===== Data records

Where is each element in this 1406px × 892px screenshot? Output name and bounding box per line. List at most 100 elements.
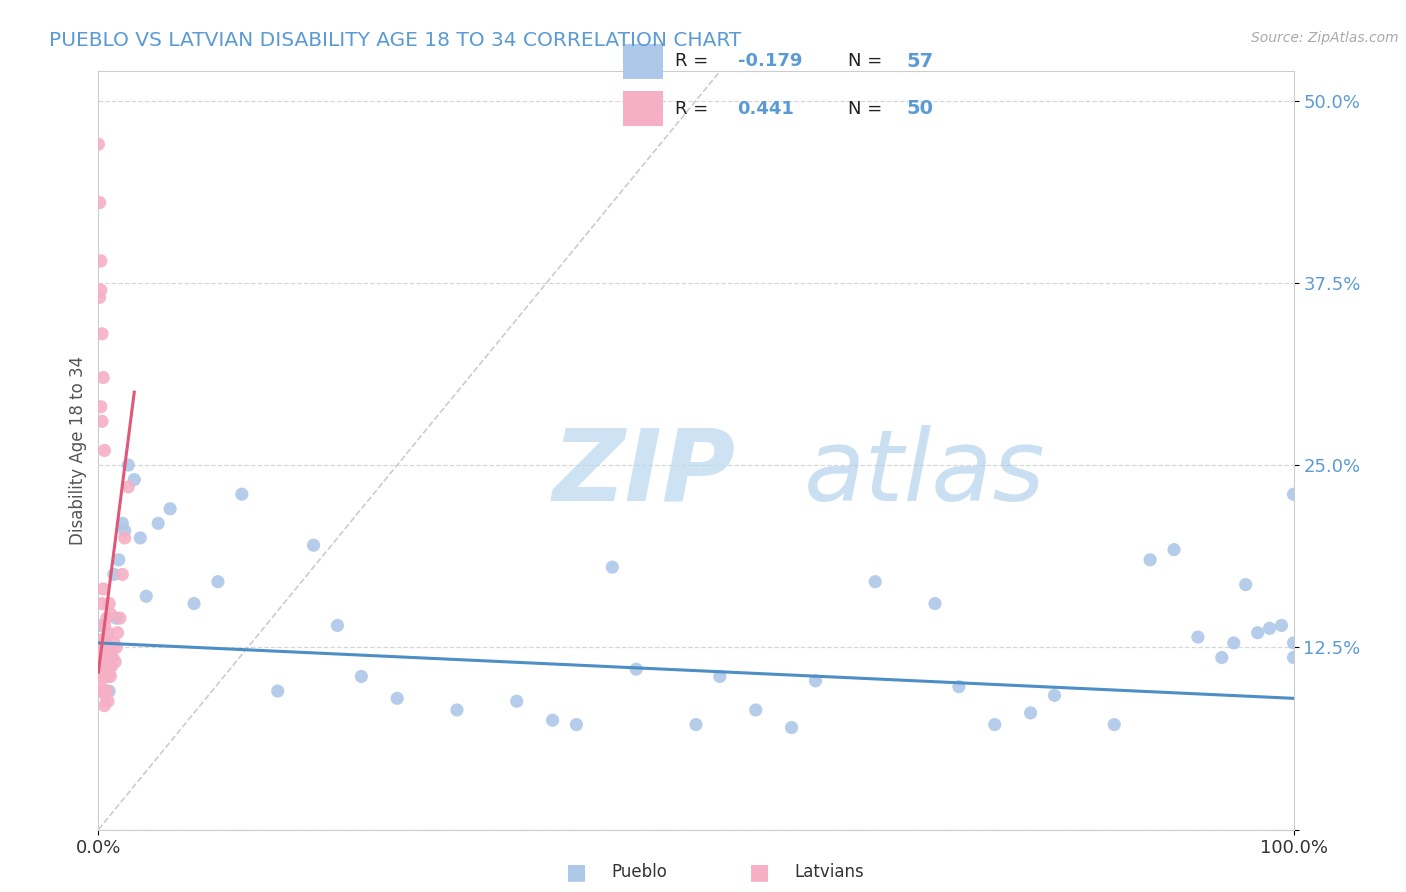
Text: 50: 50 [907, 99, 934, 118]
Point [114, 531, 136, 545]
Point [91, 597, 114, 611]
Point [124, 473, 146, 487]
Point [1282, 650, 1305, 665]
Point [107, 553, 129, 567]
Point [948, 680, 970, 694]
FancyBboxPatch shape [623, 91, 662, 126]
Point [685, 717, 707, 731]
Point [98, 648, 122, 662]
Point [90, 633, 112, 648]
Point [302, 538, 325, 552]
Point [91, 684, 114, 698]
Point [89, 655, 111, 669]
Point [148, 516, 170, 531]
Text: N =: N = [848, 100, 882, 118]
Point [865, 574, 887, 589]
Text: R =: R = [675, 53, 707, 70]
Text: 57: 57 [907, 52, 934, 70]
Point [1019, 706, 1042, 720]
Point [104, 655, 127, 669]
Point [1258, 621, 1281, 635]
Point [90, 618, 112, 632]
Point [117, 458, 139, 472]
Point [89, 195, 111, 210]
Point [1247, 625, 1270, 640]
Point [1104, 717, 1126, 731]
Point [94, 689, 117, 703]
Point [91, 326, 114, 341]
Point [1223, 636, 1246, 650]
Point [91, 650, 114, 665]
Point [91, 633, 114, 648]
Point [96, 655, 118, 669]
Text: PUEBLO VS LATVIAN DISABILITY AGE 18 TO 34 CORRELATION CHART: PUEBLO VS LATVIAN DISABILITY AGE 18 TO 3… [49, 31, 741, 50]
Point [107, 625, 129, 640]
Point [565, 717, 588, 731]
Point [506, 694, 529, 708]
Point [231, 487, 253, 501]
Text: R =: R = [675, 100, 707, 118]
Point [626, 662, 648, 676]
Point [91, 582, 114, 596]
FancyBboxPatch shape [623, 44, 662, 78]
Point [90, 680, 112, 694]
Point [103, 636, 125, 650]
Point [541, 713, 564, 727]
Point [108, 611, 131, 625]
Point [804, 673, 827, 688]
Point [89, 665, 111, 679]
Text: ■: ■ [567, 863, 586, 882]
Point [117, 480, 139, 494]
Point [89, 290, 111, 304]
Point [98, 607, 122, 621]
Point [267, 684, 290, 698]
Point [103, 567, 125, 582]
Point [1271, 618, 1294, 632]
Point [111, 567, 134, 582]
Point [1211, 650, 1233, 665]
Point [207, 574, 229, 589]
Point [984, 717, 1007, 731]
Point [90, 254, 112, 268]
Point [93, 698, 115, 713]
Point [105, 640, 128, 655]
Point [98, 665, 121, 679]
Point [183, 597, 205, 611]
Point [87, 669, 110, 683]
Point [93, 640, 115, 655]
Point [98, 597, 121, 611]
Point [780, 721, 803, 735]
Point [98, 684, 121, 698]
Text: ZIP: ZIP [553, 425, 735, 522]
Text: -0.179: -0.179 [738, 53, 801, 70]
Point [93, 618, 115, 632]
Point [91, 659, 114, 673]
Point [96, 684, 118, 698]
Point [1282, 636, 1305, 650]
Text: ■: ■ [749, 863, 769, 882]
Point [94, 633, 117, 648]
Point [1139, 553, 1161, 567]
Point [1234, 577, 1257, 591]
Point [96, 669, 118, 683]
Point [924, 597, 946, 611]
Point [1282, 487, 1305, 501]
Point [1163, 542, 1185, 557]
Point [1187, 630, 1209, 644]
Point [93, 443, 115, 458]
Text: atlas: atlas [804, 425, 1045, 522]
Point [326, 618, 349, 632]
Point [87, 137, 110, 152]
Point [159, 501, 181, 516]
Point [91, 640, 114, 655]
Text: Latvians: Latvians [794, 863, 865, 881]
Y-axis label: Disability Age 18 to 34: Disability Age 18 to 34 [69, 356, 87, 545]
Text: N =: N = [848, 53, 882, 70]
Text: Source: ZipAtlas.com: Source: ZipAtlas.com [1251, 31, 1399, 45]
Point [96, 611, 118, 625]
Point [101, 650, 124, 665]
Text: 0.441: 0.441 [738, 100, 794, 118]
Point [111, 516, 134, 531]
Text: Pueblo: Pueblo [612, 863, 668, 881]
Point [97, 665, 120, 679]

==========

Prompt: Can you copy the material above line for line, unchanged, leaving out the pictures?

Output of the task:
Where is each element in this 1406px × 892px screenshot? Output name and bounding box per line. List at most 100 elements.
Text: 50: 50 [907, 99, 934, 118]
Point [114, 531, 136, 545]
Point [91, 597, 114, 611]
Point [124, 473, 146, 487]
Point [1282, 650, 1305, 665]
Point [107, 553, 129, 567]
Point [948, 680, 970, 694]
FancyBboxPatch shape [623, 91, 662, 126]
Point [685, 717, 707, 731]
Point [98, 648, 122, 662]
Point [90, 633, 112, 648]
Point [302, 538, 325, 552]
Point [91, 684, 114, 698]
Point [89, 655, 111, 669]
Point [148, 516, 170, 531]
Text: N =: N = [848, 100, 882, 118]
Point [865, 574, 887, 589]
Text: R =: R = [675, 53, 707, 70]
Text: 57: 57 [907, 52, 934, 70]
Point [1019, 706, 1042, 720]
Point [104, 655, 127, 669]
Point [1258, 621, 1281, 635]
Point [90, 618, 112, 632]
Point [117, 458, 139, 472]
Point [89, 195, 111, 210]
Point [1247, 625, 1270, 640]
Point [1104, 717, 1126, 731]
Point [94, 689, 117, 703]
Point [91, 326, 114, 341]
Point [1223, 636, 1246, 650]
Point [91, 650, 114, 665]
Point [91, 633, 114, 648]
Point [96, 655, 118, 669]
Text: PUEBLO VS LATVIAN DISABILITY AGE 18 TO 34 CORRELATION CHART: PUEBLO VS LATVIAN DISABILITY AGE 18 TO 3… [49, 31, 741, 50]
Point [107, 625, 129, 640]
Point [565, 717, 588, 731]
Point [506, 694, 529, 708]
Point [231, 487, 253, 501]
Text: R =: R = [675, 100, 707, 118]
Point [626, 662, 648, 676]
Point [91, 582, 114, 596]
FancyBboxPatch shape [623, 44, 662, 78]
Point [90, 680, 112, 694]
Point [103, 636, 125, 650]
Point [541, 713, 564, 727]
Point [108, 611, 131, 625]
Point [804, 673, 827, 688]
Point [89, 665, 111, 679]
Text: ■: ■ [567, 863, 586, 882]
Point [117, 480, 139, 494]
Point [89, 290, 111, 304]
Point [98, 607, 122, 621]
Point [267, 684, 290, 698]
Point [103, 567, 125, 582]
Point [1271, 618, 1294, 632]
Point [111, 567, 134, 582]
Point [1211, 650, 1233, 665]
Point [207, 574, 229, 589]
Point [984, 717, 1007, 731]
Point [90, 254, 112, 268]
Point [93, 698, 115, 713]
Point [105, 640, 128, 655]
Point [98, 665, 121, 679]
Point [183, 597, 205, 611]
Point [87, 669, 110, 683]
Point [93, 640, 115, 655]
Point [98, 597, 121, 611]
Point [780, 721, 803, 735]
Point [98, 684, 121, 698]
Text: ZIP: ZIP [553, 425, 735, 522]
Text: -0.179: -0.179 [738, 53, 801, 70]
Point [93, 618, 115, 632]
Point [91, 659, 114, 673]
Point [96, 684, 118, 698]
Point [1282, 636, 1305, 650]
Text: ■: ■ [749, 863, 769, 882]
Point [94, 633, 117, 648]
Point [1139, 553, 1161, 567]
Point [1234, 577, 1257, 591]
Point [96, 669, 118, 683]
Point [924, 597, 946, 611]
Point [1282, 487, 1305, 501]
Point [1163, 542, 1185, 557]
Point [1187, 630, 1209, 644]
Point [93, 443, 115, 458]
Text: atlas: atlas [804, 425, 1045, 522]
Point [326, 618, 349, 632]
Point [87, 137, 110, 152]
Point [159, 501, 181, 516]
Point [91, 640, 114, 655]
Text: Latvians: Latvians [794, 863, 865, 881]
Y-axis label: Disability Age 18 to 34: Disability Age 18 to 34 [69, 356, 87, 545]
Text: N =: N = [848, 53, 882, 70]
Text: Source: ZipAtlas.com: Source: ZipAtlas.com [1251, 31, 1399, 45]
Point [96, 611, 118, 625]
Point [101, 650, 124, 665]
Text: 0.441: 0.441 [738, 100, 794, 118]
Point [111, 516, 134, 531]
Text: Pueblo: Pueblo [612, 863, 668, 881]
Point [97, 665, 120, 679]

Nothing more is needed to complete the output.